→ What you are asked to do
Repeat every record below exactly, omitting any pictures.

→ Information given
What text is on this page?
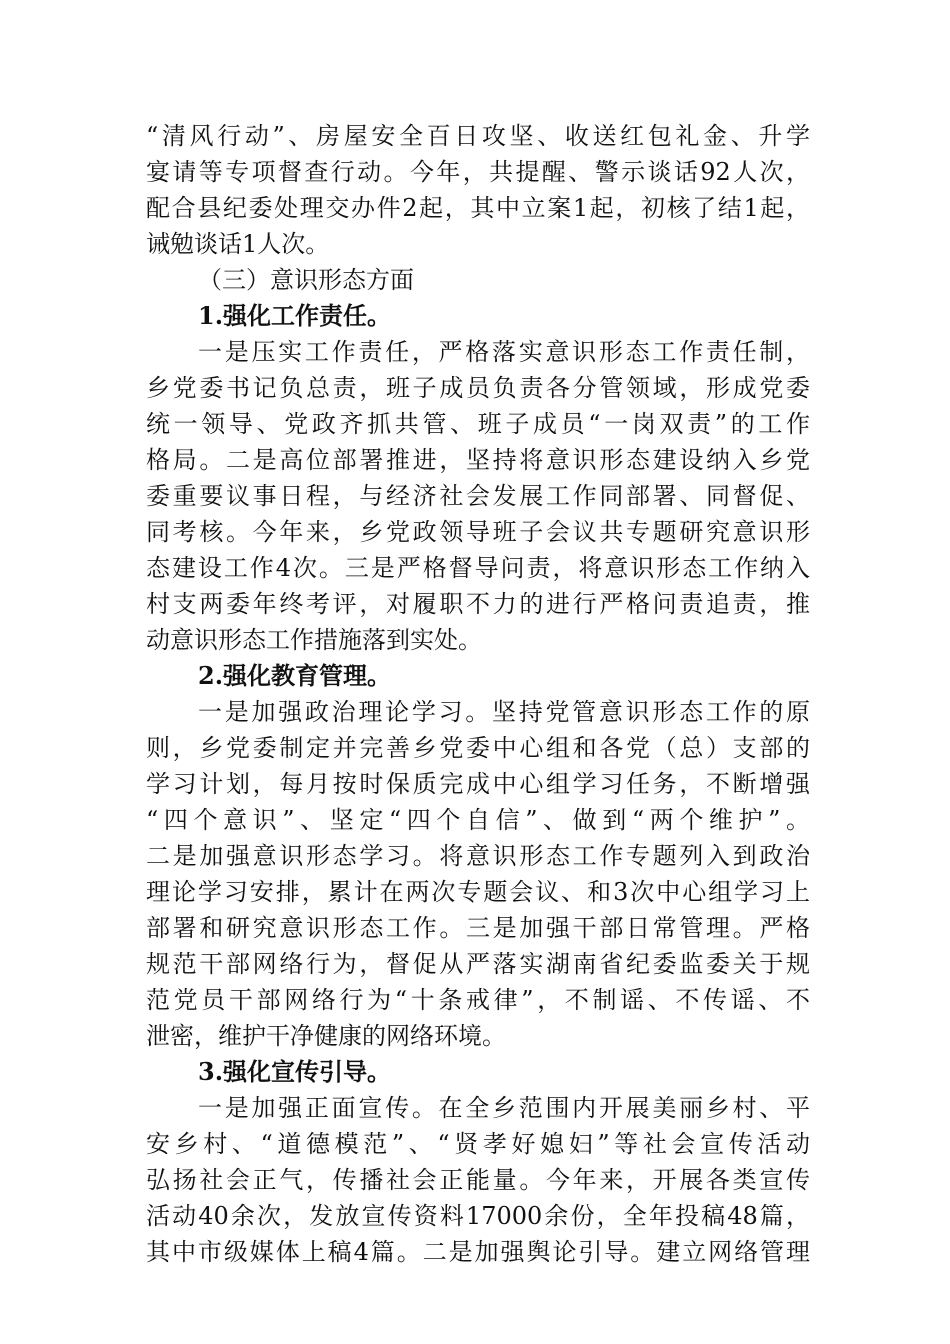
“清风行动”、房屋安全百日攻坚、收送红包礼金、升学
宴请等专项督查行动。今年，共提醒、警示谈话92人次，
配合县纪委处理交办件2起，其中立案1起，初核了结1起，
诫勉谈话1人次。
（三）意识形态方面
1.强化工作责任。
一是压实工作责任，严格落实意识形态工作责任制，
乡党委书记负总责，班子成员负责各分管领域，形成党委
统一领导、党政齐抓共管、班子成员“一岗双责”的工作
格局。二是高位部署推进，坚持将意识形态建设纳入乡党
委重要议事日程，与经济社会发展工作同部署、同督促、
同考核。今年来，乡党政领导班子会议共专题研究意识形
态建设工作4次。三是严格督导问责，将意识形态工作纳入
村支两委年终考评，对履职不力的进行严格问责追责，推
动意识形态工作措施落到实处。
2.强化教育管理。
一是加强政治理论学习。坚持党管意识形态工作的原
则，乡党委制定并完善乡党委中心组和各党（总）支部的
学习计划，每月按时保质完成中心组学习任务，不断增强
“四个意识”、坚定“四个自信”、做到“两个维护”。
二是加强意识形态学习。将意识形态工作专题列入到政治
理论学习安排，累计在两次专题会议、和3次中心组学习上
部署和研究意识形态工作。三是加强干部日常管理。严格
规范干部网络行为，督促从严落实湖南省纪委监委关于规
范党员干部网络行为“十条戒律”，不制谣、不传谣、不
泄密，维护干净健康的网络环境。
3.强化宣传引导。
一是加强正面宣传。在全乡范围内开展美丽乡村、平
安乡村、“道德模范”、“贤孝好媳妇”等社会宣传活动
弘扬社会正气，传播社会正能量。今年来，开展各类宣传
活动40余次，发放宣传资料17000余份，全年投稿48篇，
其中市级媒体上稿4篇。二是加强舆论引导。建立网络管理
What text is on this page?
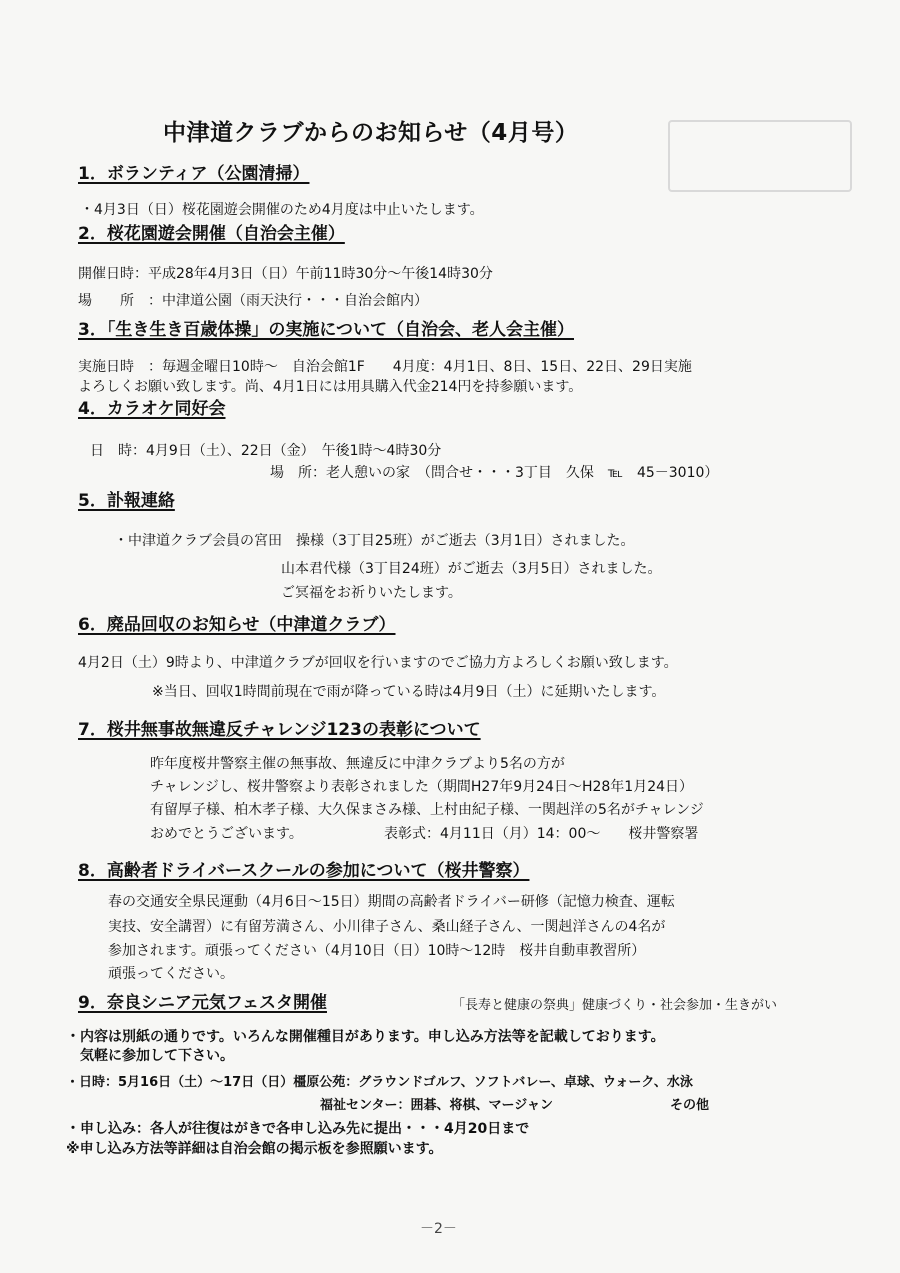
中津道クラブからのお知らせ（4月号）
1．ボランティア（公園清掃）
・4月3日（日）桜花園遊会開催のため4月度は中止いたします。
2．桜花園遊会開催（自治会主催）
開催日時：平成28年4月3日（日）午前11時30分～午後14時30分
場　　所　：中津道公園（雨天決行・・・自治会館内）
3．「生き生き百歳体操」の実施について（自治会、老人会主催）
実施日時　：毎週金曜日10時～　自治会館1F　　4月度：4月1日、8日、15日、22日、29日実施
よろしくお願い致します。尚、4月1日には用具購入代金214円を持参願います。
4．カラオケ同好会
日　時：4月9日（土）、22日（金）　午後1時～4時30分
場　所：老人憩いの家　（問合せ・・・3丁目　久保　℡　45－3010）
5．訃報連絡
・中津道クラブ会員の宮田　操様（3丁目25班）がご逝去（3月1日）されました。
山本君代様（3丁目24班）がご逝去（3月5日）されました。
ご冥福をお祈りいたします。
6．廃品回収のお知らせ（中津道クラブ）
4月2日（土）9時より、中津道クラブが回収を行いますのでご協力方よろしくお願い致します。
※当日、回収1時間前現在で雨が降っている時は4月9日（土）に延期いたします。
7．桜井無事故無違反チャレンジ123の表彰について
昨年度桜井警察主催の無事故、無違反に中津クラブより5名の方が
チャレンジし、桜井警察より表彰されました（期間H27年9月24日～H28年1月24日）
有留厚子様、柏木孝子様、大久保まさみ様、上村由紀子様、一関赳洋の5名がチャレンジ
おめでとうございます。	表彰式：4月11日（月）14：00～　　桜井警察署
8．高齢者ドライバースクールの参加について（桜井警察）
春の交通安全県民運動（4月6日～15日）期間の高齢者ドライバー研修（記憶力検査、運転
実技、安全講習）に有留芳満さん、小川律子さん、桑山経子さん、一関赳洋さんの4名が
参加されます。頑張ってください（4月10日（日）10時～12時　桜井自動車教習所）
頑張ってください。
9．奈良シニア元気フェスタ開催	「長寿と健康の祭典」健康づくり・社会参加・生きがい
・内容は別紙の通りです。いろんな開催種目があります。申し込み方法等を記載しております。
気軽に参加して下さい。
・日時：5月16日（土）～17日（日）橿原公苑：グラウンドゴルフ、ソフトバレー、卓球、ウォーク、水泳
福祉センター：囲碁、将棋、マージャン	その他
・申し込み：各人が往復はがきで各申し込み先に提出・・・4月20日まで
※申し込み方法等詳細は自治会館の掲示板を参照願います。
－2－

→ Response to the task
What text is on this page?
“清风行动”、房屋安全百日攻坚、收送红包礼金、升学
宴请等专项督查行动。今年，共提醒、警示谈话92人次，
配合县纪委处理交办件2起，其中立案1起，初核了结1起，
诫勉谈话1人次。
（三）意识形态方面
1.强化工作责任。
一是压实工作责任，严格落实意识形态工作责任制，
乡党委书记负总责，班子成员负责各分管领域，形成党委
统一领导、党政齐抓共管、班子成员“一岗双责”的工作
格局。二是高位部署推进，坚持将意识形态建设纳入乡党
委重要议事日程，与经济社会发展工作同部署、同督促、
同考核。今年来，乡党政领导班子会议共专题研究意识形
态建设工作4次。三是严格督导问责，将意识形态工作纳入
村支两委年终考评，对履职不力的进行严格问责追责，推
动意识形态工作措施落到实处。
2.强化教育管理。
一是加强政治理论学习。坚持党管意识形态工作的原
则，乡党委制定并完善乡党委中心组和各党（总）支部的
学习计划，每月按时保质完成中心组学习任务，不断增强
“四个意识”、坚定“四个自信”、做到“两个维护”。
二是加强意识形态学习。将意识形态工作专题列入到政治
理论学习安排，累计在两次专题会议、和3次中心组学习上
部署和研究意识形态工作。三是加强干部日常管理。严格
规范干部网络行为，督促从严落实湖南省纪委监委关于规
范党员干部网络行为“十条戒律”，不制谣、不传谣、不
泄密，维护干净健康的网络环境。
3.强化宣传引导。
一是加强正面宣传。在全乡范围内开展美丽乡村、平
安乡村、“道德模范”、“贤孝好媳妇”等社会宣传活动
弘扬社会正气，传播社会正能量。今年来，开展各类宣传
活动40余次，发放宣传资料17000余份，全年投稿48篇，
其中市级媒体上稿4篇。二是加强舆论引导。建立网络管理
What text is on this page?
中津道クラブからのお知らせ（4月号）
1．ボランティア（公園清掃）
・4月3日（日）桜花園遊会開催のため4月度は中止いたします。
2．桜花園遊会開催（自治会主催）
開催日時：平成28年4月3日（日）午前11時30分～午後14時30分
場　　所　：中津道公園（雨天決行・・・自治会館内）
3．「生き生き百歳体操」の実施について（自治会、老人会主催）
実施日時　：毎週金曜日10時～　自治会館1F　　4月度：4月1日、8日、15日、22日、29日実施
よろしくお願い致します。尚、4月1日には用具購入代金214円を持参願います。
4．カラオケ同好会
日　時：4月9日（土）、22日（金）　午後1時～4時30分
場　所：老人憩いの家　（問合せ・・・3丁目　久保　℡　45－3010）
5．訃報連絡
・中津道クラブ会員の宮田　操様（3丁目25班）がご逝去（3月1日）されました。
山本君代様（3丁目24班）がご逝去（3月5日）されました。
ご冥福をお祈りいたします。
6．廃品回収のお知らせ（中津道クラブ）
4月2日（土）9時より、中津道クラブが回収を行いますのでご協力方よろしくお願い致します。
※当日、回収1時間前現在で雨が降っている時は4月9日（土）に延期いたします。
7．桜井無事故無違反チャレンジ123の表彰について
昨年度桜井警察主催の無事故、無違反に中津クラブより5名の方が
チャレンジし、桜井警察より表彰されました（期間H27年9月24日～H28年1月24日）
有留厚子様、柏木孝子様、大久保まさみ様、上村由紀子様、一関赳洋の5名がチャレンジ
おめでとうございます。	表彰式：4月11日（月）14：00～　　桜井警察署
8．高齢者ドライバースクールの参加について（桜井警察）
春の交通安全県民運動（4月6日～15日）期間の高齢者ドライバー研修（記憶力検査、運転
実技、安全講習）に有留芳満さん、小川律子さん、桑山経子さん、一関赳洋さんの4名が
参加されます。頑張ってください（4月10日（日）10時～12時　桜井自動車教習所）
頑張ってください。
9．奈良シニア元気フェスタ開催	「長寿と健康の祭典」健康づくり・社会参加・生きがい
・内容は別紙の通りです。いろんな開催種目があります。申し込み方法等を記載しております。
気軽に参加して下さい。
・日時：5月16日（土）～17日（日）橿原公苑：グラウンドゴルフ、ソフトバレー、卓球、ウォーク、水泳
福祉センター：囲碁、将棋、マージャン	その他
・申し込み：各人が往復はがきで各申し込み先に提出・・・4月20日まで
※申し込み方法等詳細は自治会館の掲示板を参照願います。
－2－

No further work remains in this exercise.